* **Work to be completed**
Provide only the number of lines in the data below that contain the string "icon".

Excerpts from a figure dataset
┌────────
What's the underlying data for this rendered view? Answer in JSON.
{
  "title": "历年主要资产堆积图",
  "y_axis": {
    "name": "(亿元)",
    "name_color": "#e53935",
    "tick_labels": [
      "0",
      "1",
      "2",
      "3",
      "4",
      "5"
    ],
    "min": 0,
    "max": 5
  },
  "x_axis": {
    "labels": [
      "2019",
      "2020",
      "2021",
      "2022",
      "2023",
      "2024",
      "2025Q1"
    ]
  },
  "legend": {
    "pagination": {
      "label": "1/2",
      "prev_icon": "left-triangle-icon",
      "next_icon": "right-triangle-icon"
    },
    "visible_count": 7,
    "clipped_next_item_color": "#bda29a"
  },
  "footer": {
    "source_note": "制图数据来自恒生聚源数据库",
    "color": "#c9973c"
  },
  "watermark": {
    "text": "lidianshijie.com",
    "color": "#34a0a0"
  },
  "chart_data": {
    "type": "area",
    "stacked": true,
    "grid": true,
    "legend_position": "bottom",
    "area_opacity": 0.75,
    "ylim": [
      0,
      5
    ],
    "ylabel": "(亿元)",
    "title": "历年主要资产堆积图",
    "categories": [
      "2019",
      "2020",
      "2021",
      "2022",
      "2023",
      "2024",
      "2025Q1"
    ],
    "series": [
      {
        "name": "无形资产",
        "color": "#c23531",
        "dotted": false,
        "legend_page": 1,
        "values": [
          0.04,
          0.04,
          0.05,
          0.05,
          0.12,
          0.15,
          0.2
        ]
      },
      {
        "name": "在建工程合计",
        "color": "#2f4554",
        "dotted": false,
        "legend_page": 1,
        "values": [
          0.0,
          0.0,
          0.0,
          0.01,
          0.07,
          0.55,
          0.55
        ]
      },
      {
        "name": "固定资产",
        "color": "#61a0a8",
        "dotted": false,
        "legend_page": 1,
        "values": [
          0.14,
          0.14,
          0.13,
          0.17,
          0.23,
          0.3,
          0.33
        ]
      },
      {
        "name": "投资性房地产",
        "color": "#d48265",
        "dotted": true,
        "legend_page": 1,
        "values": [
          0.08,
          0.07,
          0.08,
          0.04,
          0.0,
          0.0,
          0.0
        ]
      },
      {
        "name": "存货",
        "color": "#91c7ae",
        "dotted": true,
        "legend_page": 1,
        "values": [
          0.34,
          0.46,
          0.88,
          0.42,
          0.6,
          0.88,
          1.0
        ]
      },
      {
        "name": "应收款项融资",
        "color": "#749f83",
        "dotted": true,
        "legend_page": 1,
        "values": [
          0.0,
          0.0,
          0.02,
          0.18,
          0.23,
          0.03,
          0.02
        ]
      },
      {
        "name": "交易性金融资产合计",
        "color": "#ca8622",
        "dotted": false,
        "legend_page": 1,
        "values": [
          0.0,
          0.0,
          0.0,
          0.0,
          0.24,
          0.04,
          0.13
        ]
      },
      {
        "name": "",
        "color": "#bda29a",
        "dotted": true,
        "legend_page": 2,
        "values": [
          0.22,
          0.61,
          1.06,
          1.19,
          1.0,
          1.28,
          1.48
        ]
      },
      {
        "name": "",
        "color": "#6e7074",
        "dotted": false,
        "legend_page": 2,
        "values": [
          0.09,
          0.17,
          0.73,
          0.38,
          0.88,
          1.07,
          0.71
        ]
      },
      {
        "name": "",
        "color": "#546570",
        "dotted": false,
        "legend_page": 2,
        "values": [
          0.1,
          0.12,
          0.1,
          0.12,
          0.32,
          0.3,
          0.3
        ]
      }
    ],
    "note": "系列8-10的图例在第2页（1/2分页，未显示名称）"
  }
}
└────────
* **Solved exercise**
2